Records excerpted from a collection:

◆ ◆ ◆ ◆

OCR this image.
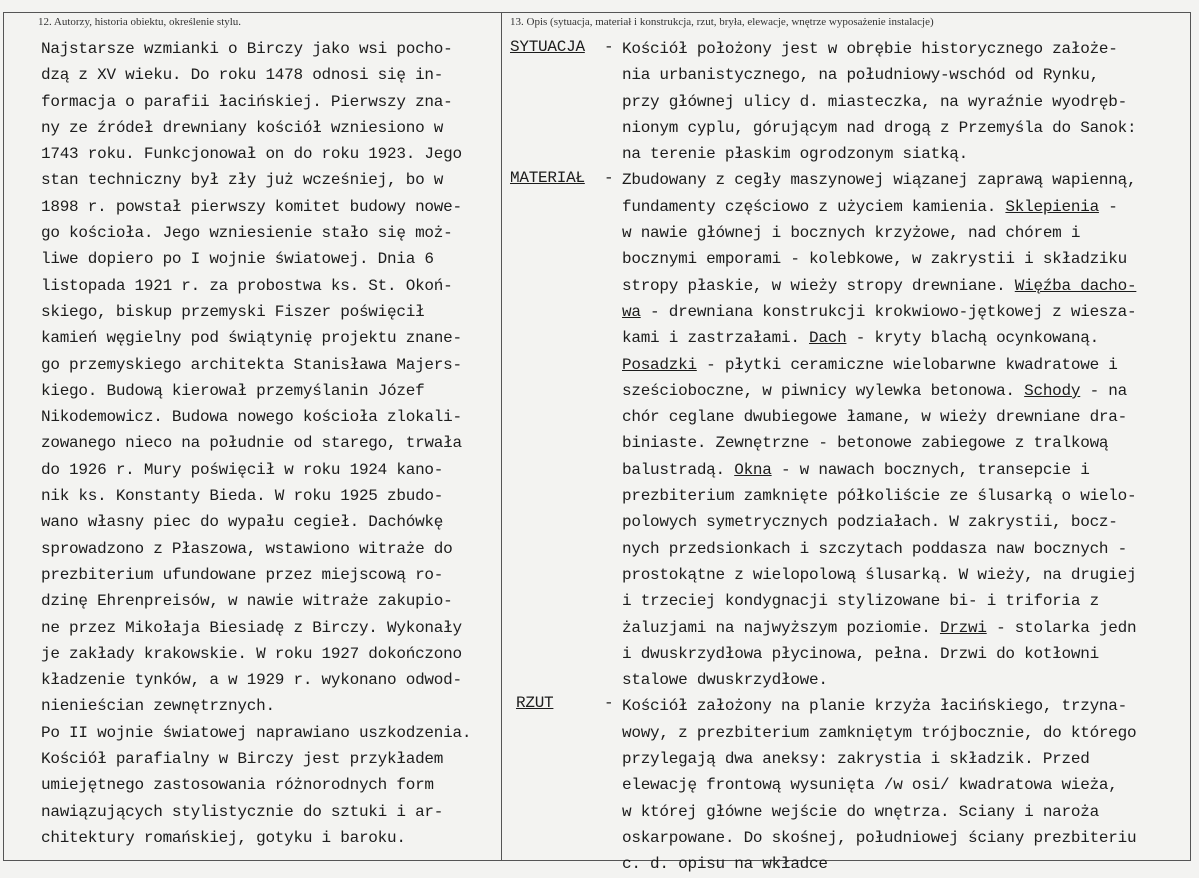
12. Autorzy, historia obiektu, określenie stylu.	13. Opis (sytuacja, materiał i konstrukcja, rzut, bryła, elewacje, wnętrze wyposażenie instalacje)
Najstarsze wzmianki o Birczy jako wsi pocho-
dzą z XV wieku. Do roku 1478 odnosi się in-
formacja o parafii łacińskiej. Pierwszy zna-
ny ze źródeł drewniany kościół wzniesiono w
1743 roku. Funkcjonował on do roku 1923. Jego
stan techniczny był zły już wcześniej, bo w
1898 r. powstał pierwszy komitet budowy nowe-
go kościoła. Jego wzniesienie stało się moż-
liwe dopiero po I wojnie światowej. Dnia 6
listopada 1921 r. za probostwa ks. St. Okoń-
skiego, biskup przemyski Fiszer poświęcił
kamień węgielny pod świątynię projektu znane-
go przemyskiego architekta Stanisława Majers-
kiego. Budową kierował przemyślanin Józef
Nikodemowicz. Budowa nowego kościoła zlokali-
zowanego nieco na południe od starego, trwała
do 1926 r. Mury poświęcił w roku 1924 kano-
nik ks. Konstanty Bieda. W roku 1925 zbudo-
wano własny piec do wypału cegieł. Dachówkę
sprowadzono z Płaszowa, wstawiono witraże do
prezbiterium ufundowane przez miejscową ro-
dzinę Ehrenpreisów, w nawie witraże zakupio-
ne przez Mikołaja Biesiadę z Birczy. Wykonały
je zakłady krakowskie. W roku 1927 dokończono
kładzenie tynków, a w 1929 r. wykonano odwod-
nienieścian zewnętrznych.
Po II wojnie światowej naprawiano uszkodzenia.
Kościół parafialny w Birczy jest przykładem
umiejętnego zastosowania różnorodnych form
nawiązujących stylistycznie do sztuki i ar-
chitektury romańskiej, gotyku i baroku.
SYTUACJA -
MATERIAŁ -
RZUT	-
Kościół położony jest w obrębie historycznego założe-
nia urbanistycznego, na południowy-wschód od Rynku,
przy głównej ulicy d. miasteczka, na wyraźnie wyodręb-
nionym cyplu, górującym nad drogą z Przemyśla do Sanok:
na terenie płaskim ogrodzonym siatką.
Zbudowany z cegły maszynowej wiązanej zaprawą wapienną,
fundamenty częściowo z użyciem kamienia. Sklepienia -
w nawie głównej i bocznych krzyżowe, nad chórem i
bocznymi emporami - kolebkowe, w zakrystii i składziku
stropy płaskie, w wieży stropy drewniane. Więźba dacho-
wa - drewniana konstrukcji krokwiowo-jętkowej z wiesza-
kami i zastrzałami. Dach - kryty blachą ocynkowaną.
Posadzki - płytki ceramiczne wielobarwne kwadratowe i
sześcioboczne, w piwnicy wylewka betonowa. Schody - na
chór ceglane dwubiegowe łamane, w wieży drewniane dra-
biniaste. Zewnętrzne - betonowe zabiegowe z tralkową
balustradą. Okna - w nawach bocznych, transepcie i
prezbiterium zamknięte półkoliście ze ślusarką o wielo-
polowych symetrycznych podziałach. W zakrystii, bocz-
nych przedsionkach i szczytach poddasza naw bocznych -
prostokątne z wielopolową ślusarką. W wieży, na drugiej
i trzeciej kondygnacji stylizowane bi- i triforia z
żaluzjami na najwyższym poziomie. Drzwi - stolarka jedn
i dwuskrzydłowa płycinowa, pełna. Drzwi do kotłowni
stalowe dwuskrzydłowe.
Kościół założony na planie krzyża łacińskiego, trzyna-
wowy, z prezbiterium zamkniętym trójbocznie, do którego
przylegają dwa aneksy: zakrystia i składzik. Przed
elewację frontową wysunięta /w osi/ kwadratowa wieża,
w której główne wejście do wnętrza. Sciany i naroża
oskarpowane. Do skośnej, południowej ściany prezbiteriu
c. d. opisu na wkładce
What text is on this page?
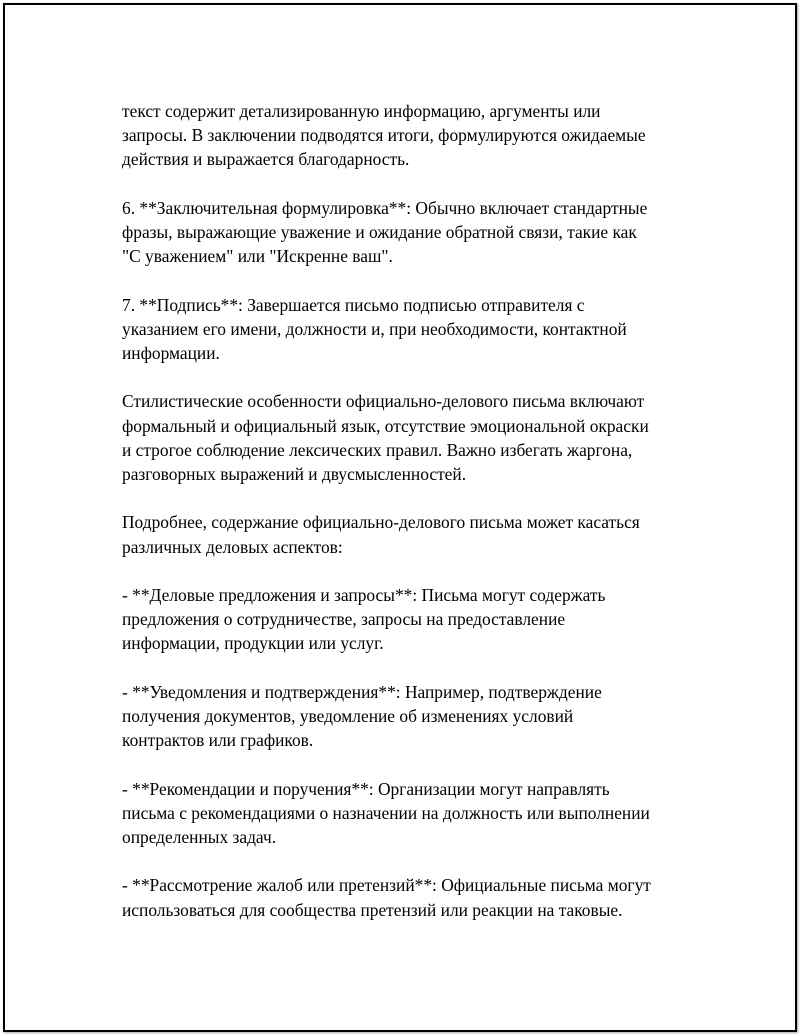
текст содержит детализированную информацию, аргументы или
запросы. В заключении подводятся итоги, формулируются ожидаемые
действия и выражается благодарность.

6. **Заключительная формулировка**: Обычно включает стандартные
фразы, выражающие уважение и ожидание обратной связи, такие как
"С уважением" или "Искренне ваш".

7. **Подпись**: Завершается письмо подписью отправителя с
указанием его имени, должности и, при необходимости, контактной
информации.

Стилистические особенности официально-делового письма включают
формальный и официальный язык, отсутствие эмоциональной окраски
и строгое соблюдение лексических правил. Важно избегать жаргона,
разговорных выражений и двусмысленностей.

Подробнее, содержание официально-делового письма может касаться
различных деловых аспектов:

- **Деловые предложения и запросы**: Письма могут содержать
предложения о сотрудничестве, запросы на предоставление
информации, продукции или услуг.

- **Уведомления и подтверждения**: Например, подтверждение
получения документов, уведомление об изменениях условий
контрактов или графиков.

- **Рекомендации и поручения**: Организации могут направлять
письма с рекомендациями о назначении на должность или выполнении
определенных задач.

- **Рассмотрение жалоб или претензий**: Официальные письма могут
использоваться для сообщества претензий или реакции на таковые.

◆ ◆ ◆ ◆

WHAT YOU SHOULD DO:
Search the entries for the word "drewniane", then gather every line that has it.

FULL OUTPUT:
stropy płaskie, w wieży stropy drewniane. Więźba dacho-
chór ceglane dwubiegowe łamane, w wieży drewniane dra-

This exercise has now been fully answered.